• What you have to do
Work out the number of lines in the listing that include the string "được". Reply with that number alone.

• Data listing

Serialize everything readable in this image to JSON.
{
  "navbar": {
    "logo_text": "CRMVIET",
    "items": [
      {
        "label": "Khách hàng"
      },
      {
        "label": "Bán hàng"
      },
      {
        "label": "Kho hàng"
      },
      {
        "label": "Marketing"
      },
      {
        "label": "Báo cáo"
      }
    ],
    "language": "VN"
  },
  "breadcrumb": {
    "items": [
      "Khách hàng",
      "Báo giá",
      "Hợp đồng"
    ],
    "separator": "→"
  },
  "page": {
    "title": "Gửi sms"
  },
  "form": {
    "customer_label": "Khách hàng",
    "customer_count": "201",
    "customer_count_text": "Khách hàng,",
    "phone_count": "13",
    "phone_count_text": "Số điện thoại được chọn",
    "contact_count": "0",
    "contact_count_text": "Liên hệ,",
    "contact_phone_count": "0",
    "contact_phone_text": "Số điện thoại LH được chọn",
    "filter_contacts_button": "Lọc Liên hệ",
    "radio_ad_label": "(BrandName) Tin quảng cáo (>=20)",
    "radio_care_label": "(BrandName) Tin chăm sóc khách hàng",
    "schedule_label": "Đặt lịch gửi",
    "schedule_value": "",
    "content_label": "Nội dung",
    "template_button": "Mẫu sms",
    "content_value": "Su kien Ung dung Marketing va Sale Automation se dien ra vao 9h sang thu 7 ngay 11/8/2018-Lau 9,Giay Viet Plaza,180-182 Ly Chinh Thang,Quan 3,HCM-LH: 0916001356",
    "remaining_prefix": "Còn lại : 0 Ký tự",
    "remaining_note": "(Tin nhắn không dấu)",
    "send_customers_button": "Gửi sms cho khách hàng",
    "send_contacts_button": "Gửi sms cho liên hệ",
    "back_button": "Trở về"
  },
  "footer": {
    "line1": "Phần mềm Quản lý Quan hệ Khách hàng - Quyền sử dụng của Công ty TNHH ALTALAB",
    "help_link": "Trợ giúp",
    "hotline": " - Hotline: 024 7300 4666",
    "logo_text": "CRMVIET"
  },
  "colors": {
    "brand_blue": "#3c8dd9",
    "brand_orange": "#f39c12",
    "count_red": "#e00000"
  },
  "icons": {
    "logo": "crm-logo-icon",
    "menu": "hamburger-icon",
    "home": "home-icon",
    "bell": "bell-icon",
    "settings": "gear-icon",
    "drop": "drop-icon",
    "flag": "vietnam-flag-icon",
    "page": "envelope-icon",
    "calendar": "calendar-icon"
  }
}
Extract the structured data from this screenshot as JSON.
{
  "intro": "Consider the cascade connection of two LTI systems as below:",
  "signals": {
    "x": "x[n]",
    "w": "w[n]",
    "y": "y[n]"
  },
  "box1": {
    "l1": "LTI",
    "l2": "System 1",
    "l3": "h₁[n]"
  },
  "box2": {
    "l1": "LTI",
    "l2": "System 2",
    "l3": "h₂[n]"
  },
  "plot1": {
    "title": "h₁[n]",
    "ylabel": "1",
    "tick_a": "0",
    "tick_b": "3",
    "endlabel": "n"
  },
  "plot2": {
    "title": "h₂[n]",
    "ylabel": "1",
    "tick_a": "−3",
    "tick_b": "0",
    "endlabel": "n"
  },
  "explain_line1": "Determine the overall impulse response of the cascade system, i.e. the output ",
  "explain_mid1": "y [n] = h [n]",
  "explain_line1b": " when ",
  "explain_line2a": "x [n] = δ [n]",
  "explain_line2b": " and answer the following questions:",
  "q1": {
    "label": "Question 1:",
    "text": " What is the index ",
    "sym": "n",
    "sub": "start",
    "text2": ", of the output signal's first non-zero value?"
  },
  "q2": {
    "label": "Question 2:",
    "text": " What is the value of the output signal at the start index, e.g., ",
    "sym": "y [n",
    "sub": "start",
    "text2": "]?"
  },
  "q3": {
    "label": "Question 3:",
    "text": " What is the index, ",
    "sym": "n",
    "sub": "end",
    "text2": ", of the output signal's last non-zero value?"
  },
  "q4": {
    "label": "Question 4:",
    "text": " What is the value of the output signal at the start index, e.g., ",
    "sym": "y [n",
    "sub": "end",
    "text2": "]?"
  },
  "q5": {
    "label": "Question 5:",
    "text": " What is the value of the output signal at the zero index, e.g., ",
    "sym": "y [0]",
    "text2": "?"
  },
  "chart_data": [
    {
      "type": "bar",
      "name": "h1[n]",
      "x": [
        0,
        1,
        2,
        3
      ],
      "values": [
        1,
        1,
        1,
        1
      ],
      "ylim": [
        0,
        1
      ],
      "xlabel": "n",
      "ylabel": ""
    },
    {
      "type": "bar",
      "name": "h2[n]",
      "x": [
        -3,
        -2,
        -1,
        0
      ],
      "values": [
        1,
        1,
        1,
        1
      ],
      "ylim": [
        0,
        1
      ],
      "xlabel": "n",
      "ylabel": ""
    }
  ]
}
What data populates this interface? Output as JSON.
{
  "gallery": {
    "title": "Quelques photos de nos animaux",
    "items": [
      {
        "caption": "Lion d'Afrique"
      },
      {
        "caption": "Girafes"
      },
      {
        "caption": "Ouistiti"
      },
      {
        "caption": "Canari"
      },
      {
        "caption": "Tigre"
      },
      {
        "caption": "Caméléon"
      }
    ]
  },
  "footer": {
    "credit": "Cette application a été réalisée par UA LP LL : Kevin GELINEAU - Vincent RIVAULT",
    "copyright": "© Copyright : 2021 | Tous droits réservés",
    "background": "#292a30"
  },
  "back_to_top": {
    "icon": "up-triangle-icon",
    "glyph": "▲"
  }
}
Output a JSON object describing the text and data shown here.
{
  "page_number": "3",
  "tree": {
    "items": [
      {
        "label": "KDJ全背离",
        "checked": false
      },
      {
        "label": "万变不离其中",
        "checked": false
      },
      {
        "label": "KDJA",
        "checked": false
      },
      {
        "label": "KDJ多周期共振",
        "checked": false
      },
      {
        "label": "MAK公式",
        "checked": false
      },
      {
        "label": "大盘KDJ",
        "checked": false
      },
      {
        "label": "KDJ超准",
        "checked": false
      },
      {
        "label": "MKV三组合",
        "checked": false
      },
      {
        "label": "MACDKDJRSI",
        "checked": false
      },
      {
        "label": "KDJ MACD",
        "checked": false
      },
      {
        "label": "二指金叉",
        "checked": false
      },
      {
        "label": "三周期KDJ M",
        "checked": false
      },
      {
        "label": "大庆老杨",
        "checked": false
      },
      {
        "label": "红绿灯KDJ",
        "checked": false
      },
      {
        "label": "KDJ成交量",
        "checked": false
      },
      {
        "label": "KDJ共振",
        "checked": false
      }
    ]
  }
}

• Response for this exercise
2